§ **Excerpt**:

>>

During the mid-1920s, Béla Bartók experienced a compositional fork in the road. His violin sonatas had represented him as a musician on the international stage, while the “Dance Suite” was a national composition celebrating the 50th anniversary of the unification of Buda and Pest to form the Hungarian capital. Haunted by highly critical reviews that he was “un-Hungarian,” Bartók composed nothing between December 1924 and the summer of 1926. An additional reason for this compositional silence was his attempt to continue building his career as a pianist. As he wrote, “it is imperative to give concerts or do anything else which brings in money.”
As a composer-pianist, Bartók quickly came to the conclusion that he needed to write a repertory for himself. He often included works by the new Hungarian school in his recitals, and much of the piano music he had composed between 1908 and 1918 was showing its age. As such, he declared, “a concerto must be my next work.” True to his word, he worked on a piano concerto between August and November 1926 and premiered the work at the fifth International Festival of the International Society for Contemporary Music in Frankfurt on 1 July 1927. Bartók featured as the soloist and Wilhelm Furtwängler conducted.
Béla Bartók: Piano Concerto No. 1, “Allegro moderato” (Nelson Freire, piano; Frankfurt Radio Symphony Orchestra; Michael Gielen, cond.)

<<

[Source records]

>>

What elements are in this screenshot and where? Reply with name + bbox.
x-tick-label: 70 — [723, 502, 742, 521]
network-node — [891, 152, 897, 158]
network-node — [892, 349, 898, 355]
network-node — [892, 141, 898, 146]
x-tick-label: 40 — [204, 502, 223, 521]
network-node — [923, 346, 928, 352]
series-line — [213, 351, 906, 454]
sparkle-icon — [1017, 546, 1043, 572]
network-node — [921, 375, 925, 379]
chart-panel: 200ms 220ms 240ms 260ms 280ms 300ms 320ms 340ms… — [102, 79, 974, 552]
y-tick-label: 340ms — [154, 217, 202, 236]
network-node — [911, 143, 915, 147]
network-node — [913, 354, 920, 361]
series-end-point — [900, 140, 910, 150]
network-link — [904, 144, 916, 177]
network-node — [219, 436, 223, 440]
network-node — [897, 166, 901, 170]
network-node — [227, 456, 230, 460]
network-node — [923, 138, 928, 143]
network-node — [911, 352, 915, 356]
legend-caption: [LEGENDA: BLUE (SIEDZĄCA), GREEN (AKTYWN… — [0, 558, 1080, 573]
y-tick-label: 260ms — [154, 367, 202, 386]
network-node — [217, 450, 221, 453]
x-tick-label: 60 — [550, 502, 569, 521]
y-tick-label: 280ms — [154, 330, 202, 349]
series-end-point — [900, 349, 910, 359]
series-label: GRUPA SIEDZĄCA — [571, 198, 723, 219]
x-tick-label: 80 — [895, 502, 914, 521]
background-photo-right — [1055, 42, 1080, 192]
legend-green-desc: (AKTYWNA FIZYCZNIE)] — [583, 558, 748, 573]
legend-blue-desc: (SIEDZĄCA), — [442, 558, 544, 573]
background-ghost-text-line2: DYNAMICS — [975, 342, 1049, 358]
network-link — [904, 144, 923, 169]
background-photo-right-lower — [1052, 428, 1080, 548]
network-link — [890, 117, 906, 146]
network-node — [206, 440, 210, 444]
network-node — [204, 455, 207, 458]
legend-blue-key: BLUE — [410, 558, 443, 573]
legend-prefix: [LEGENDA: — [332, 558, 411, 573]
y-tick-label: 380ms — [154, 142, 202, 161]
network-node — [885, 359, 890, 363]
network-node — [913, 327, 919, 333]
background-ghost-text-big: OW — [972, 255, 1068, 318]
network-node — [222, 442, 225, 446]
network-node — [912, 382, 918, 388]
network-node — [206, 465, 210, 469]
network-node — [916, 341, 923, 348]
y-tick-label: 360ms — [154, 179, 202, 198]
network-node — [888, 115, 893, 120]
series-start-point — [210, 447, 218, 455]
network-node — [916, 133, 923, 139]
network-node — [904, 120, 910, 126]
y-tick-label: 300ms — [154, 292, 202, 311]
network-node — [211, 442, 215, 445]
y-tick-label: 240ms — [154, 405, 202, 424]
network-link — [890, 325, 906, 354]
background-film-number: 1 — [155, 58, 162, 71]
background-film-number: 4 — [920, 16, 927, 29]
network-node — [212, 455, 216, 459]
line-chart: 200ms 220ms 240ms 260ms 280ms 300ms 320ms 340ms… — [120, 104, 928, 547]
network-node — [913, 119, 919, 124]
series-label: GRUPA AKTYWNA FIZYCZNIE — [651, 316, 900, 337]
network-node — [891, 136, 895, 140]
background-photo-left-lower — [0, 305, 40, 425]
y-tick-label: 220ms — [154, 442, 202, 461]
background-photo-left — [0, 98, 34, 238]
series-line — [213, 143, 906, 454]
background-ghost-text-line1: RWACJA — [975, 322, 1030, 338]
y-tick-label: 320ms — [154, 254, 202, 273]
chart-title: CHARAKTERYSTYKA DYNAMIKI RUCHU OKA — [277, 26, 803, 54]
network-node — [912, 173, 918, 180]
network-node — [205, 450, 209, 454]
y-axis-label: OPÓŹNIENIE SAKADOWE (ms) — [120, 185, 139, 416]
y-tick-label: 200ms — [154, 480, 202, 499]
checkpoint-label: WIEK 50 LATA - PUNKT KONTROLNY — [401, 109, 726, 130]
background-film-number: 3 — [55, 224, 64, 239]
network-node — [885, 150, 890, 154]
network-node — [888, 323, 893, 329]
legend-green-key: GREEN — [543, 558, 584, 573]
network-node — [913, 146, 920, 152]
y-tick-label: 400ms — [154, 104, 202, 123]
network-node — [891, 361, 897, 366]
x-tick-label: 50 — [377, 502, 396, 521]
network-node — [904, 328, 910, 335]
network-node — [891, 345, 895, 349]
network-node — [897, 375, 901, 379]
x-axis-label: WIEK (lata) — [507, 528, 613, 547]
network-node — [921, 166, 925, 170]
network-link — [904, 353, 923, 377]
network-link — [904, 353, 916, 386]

<<

§ **Exercise 1**: List every person named in the text about Bartók's First Piano Concerto.
§ **Exercise 2**:
Answer these questions from the text about Bartók's First Piano Concerto above.
(a) During what span did Bartók compose nothing?
(b) On what date was the concerto premiered?
(c) Which orchestra plays in the recording listed at the end?

§ **Exercise response 1**: Béla Bartók, Wilhelm Furtwängler, Nelson Freire, Michael Gielen

§ **Exercise response 2**:
(a) Between December 1924 and the summer of 1926.
(b) On 1 July 1927.
(c) The Frankfurt Radio Symphony Orchestra.